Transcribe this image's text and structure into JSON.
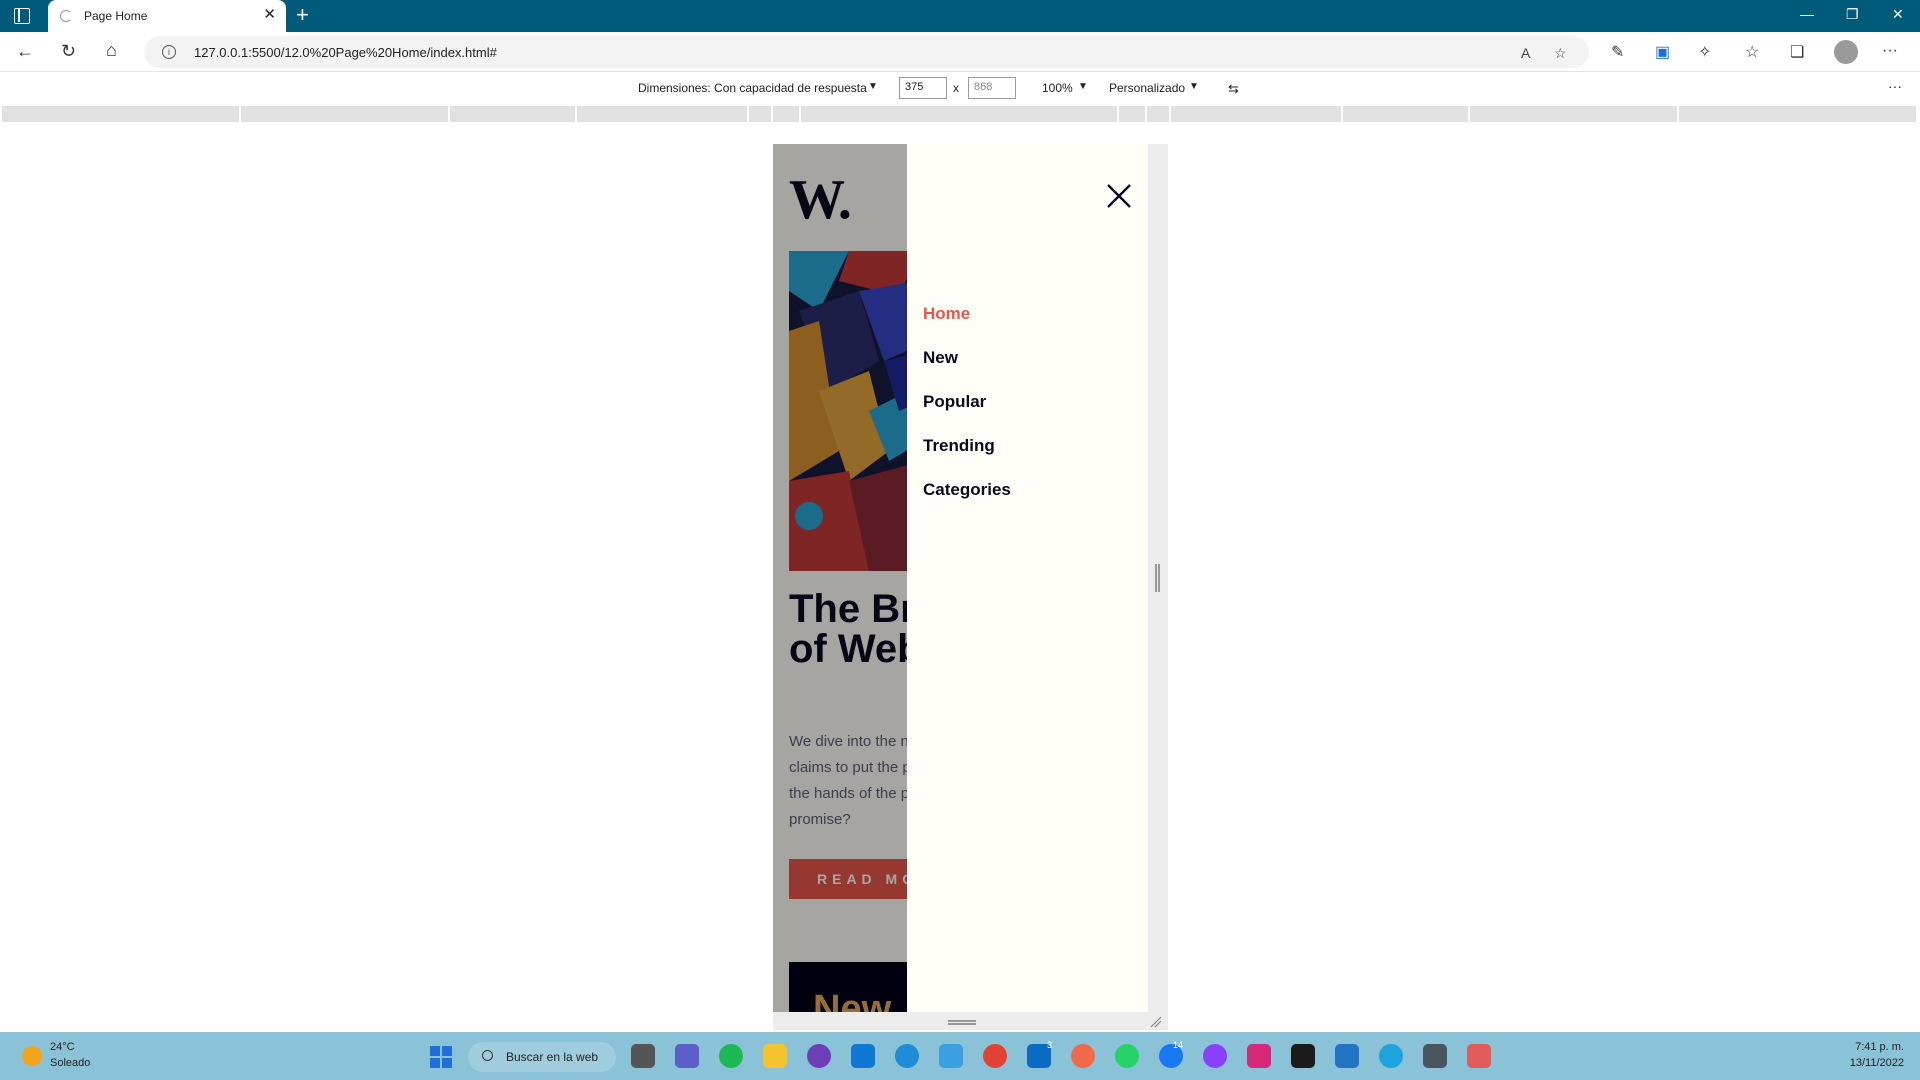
{
  "browser": {
    "tab_title": "Page Home",
    "tab_close": "✕",
    "new_tab": "+",
    "url": "127.0.0.1:5500/12.0%20Page%20Home/index.html#",
    "window_controls": [
      "—",
      "❐",
      "✕"
    ]
  },
  "devtools": {
    "dimensions_label": "Dimensiones: Con capacidad de respuesta",
    "width_value": "375",
    "height_value": "868",
    "times": "x",
    "zoom": "100%",
    "throttle": "Personalizado",
    "more": "···"
  },
  "page": {
    "logo": "W.",
    "headline": "The Bright Future of Web 3.0?",
    "lede": "We dive into the next evolution of the web that claims to put the power of the platforms back into the hands of the people. But is it really fulfilling its promise?",
    "read_more": "READ MORE",
    "new_section_title": "New",
    "menu": {
      "items": [
        {
          "label": "Home",
          "active": true
        },
        {
          "label": "New",
          "active": false
        },
        {
          "label": "Popular",
          "active": false
        },
        {
          "label": "Trending",
          "active": false
        },
        {
          "label": "Categories",
          "active": false
        }
      ]
    },
    "colors": {
      "accent": "#e9564a",
      "dark": "#0a0a1f",
      "cream": "#fffdf7",
      "gold": "#e9ab53"
    }
  },
  "taskbar": {
    "weather_temp": "24°C",
    "weather_desc": "Soleado",
    "search_placeholder": "Buscar en la web",
    "clock_time": "7:41 p. m.",
    "clock_date": "13/11/2022",
    "badges": {
      "mail": "3",
      "facebook": "14"
    }
  }
}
+++++
§ Set exercise: Transcribe each line above verbatim, with the pictures left out.

§ Answer to this problem:
Transcribe this image's text and structure into JSON.
{
  "browser": {
    "tab_title": "Page Home",
    "tab_close": "✕",
    "new_tab": "+",
    "url": "127.0.0.1:5500/12.0%20Page%20Home/index.html#",
    "window_controls": [
      "—",
      "❐",
      "✕"
    ]
  },
  "devtools": {
    "dimensions_label": "Dimensiones: Con capacidad de respuesta",
    "width_value": "375",
    "height_value": "868",
    "times": "x",
    "zoom": "100%",
    "throttle": "Personalizado",
    "more": "···"
  },
  "page": {
    "logo": "W.",
    "headline": "The Bright Future of Web 3.0?",
    "lede": "We dive into the next evolution of the web that claims to put the power of the platforms back into the hands of the people. But is it really fulfilling its promise?",
    "read_more": "READ MORE",
    "new_section_title": "New",
    "menu": {
      "items": [
        {
          "label": "Home",
          "active": true
        },
        {
          "label": "New",
          "active": false
        },
        {
          "label": "Popular",
          "active": false
        },
        {
          "label": "Trending",
          "active": false
        },
        {
          "label": "Categories",
          "active": false
        }
      ]
    },
    "colors": {
      "accent": "#e9564a",
      "dark": "#0a0a1f",
      "cream": "#fffdf7",
      "gold": "#e9ab53"
    }
  },
  "taskbar": {
    "weather_temp": "24°C",
    "weather_desc": "Soleado",
    "search_placeholder": "Buscar en la web",
    "clock_time": "7:41 p. m.",
    "clock_date": "13/11/2022",
    "badges": {
      "mail": "3",
      "facebook": "14"
    }
  }
}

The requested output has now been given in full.